- What is required
Return all lines from the listing below in which the string "Chicago" occurs.

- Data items
----
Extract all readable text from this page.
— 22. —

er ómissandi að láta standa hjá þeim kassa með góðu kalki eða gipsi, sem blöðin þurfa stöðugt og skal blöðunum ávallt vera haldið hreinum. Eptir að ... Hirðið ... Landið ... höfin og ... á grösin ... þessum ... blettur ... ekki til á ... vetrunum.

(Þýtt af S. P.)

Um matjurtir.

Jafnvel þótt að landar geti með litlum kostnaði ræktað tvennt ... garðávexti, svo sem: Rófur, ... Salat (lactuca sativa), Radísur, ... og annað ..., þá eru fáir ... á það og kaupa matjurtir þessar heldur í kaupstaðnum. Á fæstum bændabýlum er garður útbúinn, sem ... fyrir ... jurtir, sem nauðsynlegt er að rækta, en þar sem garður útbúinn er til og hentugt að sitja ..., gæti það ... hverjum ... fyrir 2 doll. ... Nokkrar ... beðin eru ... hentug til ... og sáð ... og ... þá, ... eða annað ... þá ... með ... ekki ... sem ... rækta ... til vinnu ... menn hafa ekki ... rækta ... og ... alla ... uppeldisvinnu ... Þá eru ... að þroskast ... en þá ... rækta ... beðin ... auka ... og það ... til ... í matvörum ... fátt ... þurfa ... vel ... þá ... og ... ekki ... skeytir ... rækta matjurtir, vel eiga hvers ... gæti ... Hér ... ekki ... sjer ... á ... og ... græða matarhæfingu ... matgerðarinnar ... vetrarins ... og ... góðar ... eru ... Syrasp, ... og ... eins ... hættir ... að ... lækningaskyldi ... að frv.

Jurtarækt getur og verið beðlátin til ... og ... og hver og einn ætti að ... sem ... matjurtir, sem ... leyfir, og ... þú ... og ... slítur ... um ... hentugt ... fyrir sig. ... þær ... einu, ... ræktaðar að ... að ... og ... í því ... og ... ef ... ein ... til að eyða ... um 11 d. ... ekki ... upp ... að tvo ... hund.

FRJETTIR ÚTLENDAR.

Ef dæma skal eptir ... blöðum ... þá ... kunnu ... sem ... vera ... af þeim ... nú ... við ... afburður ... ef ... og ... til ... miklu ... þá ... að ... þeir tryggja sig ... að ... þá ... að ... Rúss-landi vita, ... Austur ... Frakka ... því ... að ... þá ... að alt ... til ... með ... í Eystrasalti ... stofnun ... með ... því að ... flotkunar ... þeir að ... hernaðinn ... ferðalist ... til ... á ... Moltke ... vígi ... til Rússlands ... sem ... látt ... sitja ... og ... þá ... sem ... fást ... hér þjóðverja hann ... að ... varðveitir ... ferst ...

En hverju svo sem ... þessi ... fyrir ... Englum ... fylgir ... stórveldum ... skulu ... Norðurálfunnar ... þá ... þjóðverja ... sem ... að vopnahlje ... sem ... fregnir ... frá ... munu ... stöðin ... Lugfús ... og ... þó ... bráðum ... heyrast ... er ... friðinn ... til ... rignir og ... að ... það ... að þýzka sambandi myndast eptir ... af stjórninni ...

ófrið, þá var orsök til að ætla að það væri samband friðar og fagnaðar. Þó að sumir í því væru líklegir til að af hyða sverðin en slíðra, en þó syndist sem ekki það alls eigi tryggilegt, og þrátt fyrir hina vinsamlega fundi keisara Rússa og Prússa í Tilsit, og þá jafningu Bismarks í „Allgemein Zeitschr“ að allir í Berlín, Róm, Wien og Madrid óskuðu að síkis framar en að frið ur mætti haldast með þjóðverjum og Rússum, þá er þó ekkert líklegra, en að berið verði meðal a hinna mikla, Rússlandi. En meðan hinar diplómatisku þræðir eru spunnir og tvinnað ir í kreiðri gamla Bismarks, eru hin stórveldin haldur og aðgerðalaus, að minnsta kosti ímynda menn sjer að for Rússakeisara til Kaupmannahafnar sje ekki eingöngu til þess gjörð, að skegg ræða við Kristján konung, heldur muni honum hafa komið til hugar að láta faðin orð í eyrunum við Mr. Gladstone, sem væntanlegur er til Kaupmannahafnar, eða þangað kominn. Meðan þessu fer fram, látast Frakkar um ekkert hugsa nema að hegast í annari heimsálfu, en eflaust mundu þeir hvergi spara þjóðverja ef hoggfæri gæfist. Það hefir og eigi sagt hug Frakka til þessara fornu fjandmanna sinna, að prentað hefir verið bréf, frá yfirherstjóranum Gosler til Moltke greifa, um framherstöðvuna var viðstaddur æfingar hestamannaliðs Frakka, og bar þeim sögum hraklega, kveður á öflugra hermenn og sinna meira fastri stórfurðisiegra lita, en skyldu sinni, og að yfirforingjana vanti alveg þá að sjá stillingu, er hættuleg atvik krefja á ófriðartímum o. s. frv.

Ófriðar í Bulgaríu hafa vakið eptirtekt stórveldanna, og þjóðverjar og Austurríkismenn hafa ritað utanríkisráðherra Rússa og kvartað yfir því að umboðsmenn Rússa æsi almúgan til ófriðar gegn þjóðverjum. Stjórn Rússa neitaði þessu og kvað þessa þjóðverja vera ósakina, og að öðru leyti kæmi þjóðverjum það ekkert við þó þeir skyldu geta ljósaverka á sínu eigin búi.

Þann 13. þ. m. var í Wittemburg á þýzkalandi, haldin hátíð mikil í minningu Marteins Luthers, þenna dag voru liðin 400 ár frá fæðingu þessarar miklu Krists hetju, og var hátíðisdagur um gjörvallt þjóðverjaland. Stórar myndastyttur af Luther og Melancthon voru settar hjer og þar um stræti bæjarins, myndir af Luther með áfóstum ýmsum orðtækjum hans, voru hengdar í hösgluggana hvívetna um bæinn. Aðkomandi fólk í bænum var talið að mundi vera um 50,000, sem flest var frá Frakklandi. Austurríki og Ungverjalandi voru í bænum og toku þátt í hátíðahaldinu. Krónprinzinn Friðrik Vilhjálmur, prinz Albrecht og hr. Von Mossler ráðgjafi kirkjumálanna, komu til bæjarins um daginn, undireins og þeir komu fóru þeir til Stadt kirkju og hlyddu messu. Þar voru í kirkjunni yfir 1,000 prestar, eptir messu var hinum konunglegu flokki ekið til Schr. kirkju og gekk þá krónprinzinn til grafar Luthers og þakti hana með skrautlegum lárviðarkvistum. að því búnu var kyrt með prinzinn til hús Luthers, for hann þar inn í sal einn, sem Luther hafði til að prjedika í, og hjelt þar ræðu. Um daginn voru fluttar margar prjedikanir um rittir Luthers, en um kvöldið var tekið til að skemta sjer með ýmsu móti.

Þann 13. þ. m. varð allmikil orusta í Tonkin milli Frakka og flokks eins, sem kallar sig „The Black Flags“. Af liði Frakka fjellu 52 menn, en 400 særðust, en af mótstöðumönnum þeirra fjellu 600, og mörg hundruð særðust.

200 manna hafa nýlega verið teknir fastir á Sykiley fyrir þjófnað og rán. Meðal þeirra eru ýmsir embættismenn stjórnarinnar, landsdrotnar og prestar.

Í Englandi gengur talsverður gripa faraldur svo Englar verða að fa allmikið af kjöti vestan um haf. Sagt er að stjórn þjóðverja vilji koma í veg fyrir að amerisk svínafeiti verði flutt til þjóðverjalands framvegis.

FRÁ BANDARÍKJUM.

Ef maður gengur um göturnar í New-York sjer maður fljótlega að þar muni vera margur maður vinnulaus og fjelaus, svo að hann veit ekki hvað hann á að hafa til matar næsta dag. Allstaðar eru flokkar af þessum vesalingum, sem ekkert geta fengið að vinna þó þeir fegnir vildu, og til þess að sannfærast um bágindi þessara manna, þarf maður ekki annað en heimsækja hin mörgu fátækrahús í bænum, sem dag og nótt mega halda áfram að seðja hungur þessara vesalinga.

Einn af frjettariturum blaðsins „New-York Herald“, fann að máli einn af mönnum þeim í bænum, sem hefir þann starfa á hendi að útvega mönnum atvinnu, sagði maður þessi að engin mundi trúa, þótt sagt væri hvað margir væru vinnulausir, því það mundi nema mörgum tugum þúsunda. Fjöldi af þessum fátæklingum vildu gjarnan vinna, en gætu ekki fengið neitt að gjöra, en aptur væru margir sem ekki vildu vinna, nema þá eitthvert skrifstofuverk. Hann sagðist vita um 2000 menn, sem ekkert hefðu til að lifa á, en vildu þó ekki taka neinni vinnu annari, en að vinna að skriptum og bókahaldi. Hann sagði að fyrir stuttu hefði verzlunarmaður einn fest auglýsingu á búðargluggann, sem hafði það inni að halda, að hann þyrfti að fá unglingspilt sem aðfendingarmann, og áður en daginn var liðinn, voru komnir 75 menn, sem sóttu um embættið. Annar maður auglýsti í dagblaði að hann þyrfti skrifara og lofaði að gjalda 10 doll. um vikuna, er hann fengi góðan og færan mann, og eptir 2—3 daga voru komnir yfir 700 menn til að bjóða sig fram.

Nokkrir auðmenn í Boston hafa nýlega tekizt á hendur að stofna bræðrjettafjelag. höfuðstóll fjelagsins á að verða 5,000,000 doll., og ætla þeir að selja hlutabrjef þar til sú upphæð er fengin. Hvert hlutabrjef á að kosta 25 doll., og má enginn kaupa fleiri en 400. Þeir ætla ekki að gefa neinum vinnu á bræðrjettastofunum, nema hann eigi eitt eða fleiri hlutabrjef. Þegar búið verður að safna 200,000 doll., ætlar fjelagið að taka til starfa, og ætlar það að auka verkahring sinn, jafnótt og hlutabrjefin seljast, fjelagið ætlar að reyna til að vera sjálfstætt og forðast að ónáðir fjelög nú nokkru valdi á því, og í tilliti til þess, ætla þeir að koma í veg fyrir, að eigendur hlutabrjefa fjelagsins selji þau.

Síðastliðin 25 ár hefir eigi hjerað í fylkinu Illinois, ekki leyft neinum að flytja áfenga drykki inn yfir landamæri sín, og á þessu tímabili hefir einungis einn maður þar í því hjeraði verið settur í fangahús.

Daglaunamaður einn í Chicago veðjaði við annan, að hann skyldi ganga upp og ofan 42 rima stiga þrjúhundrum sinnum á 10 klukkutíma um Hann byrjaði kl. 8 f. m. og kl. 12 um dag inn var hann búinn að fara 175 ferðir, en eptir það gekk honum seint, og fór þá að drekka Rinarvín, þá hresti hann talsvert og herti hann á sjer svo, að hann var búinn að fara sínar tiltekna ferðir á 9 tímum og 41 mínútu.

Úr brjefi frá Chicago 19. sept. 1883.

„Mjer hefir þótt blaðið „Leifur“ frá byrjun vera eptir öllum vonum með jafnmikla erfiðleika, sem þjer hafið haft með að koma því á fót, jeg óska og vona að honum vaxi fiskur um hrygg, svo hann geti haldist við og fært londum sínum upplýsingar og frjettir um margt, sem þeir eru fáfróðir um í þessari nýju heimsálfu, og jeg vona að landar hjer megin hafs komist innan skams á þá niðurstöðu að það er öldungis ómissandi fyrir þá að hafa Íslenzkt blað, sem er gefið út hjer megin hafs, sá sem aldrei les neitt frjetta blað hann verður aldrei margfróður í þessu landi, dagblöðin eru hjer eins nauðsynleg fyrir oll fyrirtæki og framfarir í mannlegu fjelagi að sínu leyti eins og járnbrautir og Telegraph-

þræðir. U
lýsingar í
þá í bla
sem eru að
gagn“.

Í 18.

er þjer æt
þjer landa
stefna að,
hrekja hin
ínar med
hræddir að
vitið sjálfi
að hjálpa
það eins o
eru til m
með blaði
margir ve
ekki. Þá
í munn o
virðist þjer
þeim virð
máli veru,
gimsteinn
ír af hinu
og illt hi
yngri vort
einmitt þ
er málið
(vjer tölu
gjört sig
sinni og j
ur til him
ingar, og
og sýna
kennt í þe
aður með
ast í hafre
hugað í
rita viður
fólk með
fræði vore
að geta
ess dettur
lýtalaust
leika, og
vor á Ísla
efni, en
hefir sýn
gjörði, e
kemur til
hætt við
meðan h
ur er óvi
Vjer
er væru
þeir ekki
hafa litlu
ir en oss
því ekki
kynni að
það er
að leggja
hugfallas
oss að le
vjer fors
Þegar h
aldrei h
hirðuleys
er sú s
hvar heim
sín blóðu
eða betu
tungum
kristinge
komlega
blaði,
----
- Correct response
Daglaunamaður einn í Chicago veðjaði við annan, að hann skyldi ganga upp og ofan 42 rima stiga þrjúhundrum sinnum á 10 klukkutíma um Hann byrjaði kl. 8 f. m. og kl. 12 um dag inn var hann búinn að fara 175 ferðir, en eptir það gekk honum seint, og fór þá að drekka Rinarvín, þá hresti hann talsvert og herti hann á sjer svo, að hann var búinn að fara sínar tiltekna ferðir á 9 tímum og 41 mínútu.
Úr brjefi frá Chicago 19. sept. 1883.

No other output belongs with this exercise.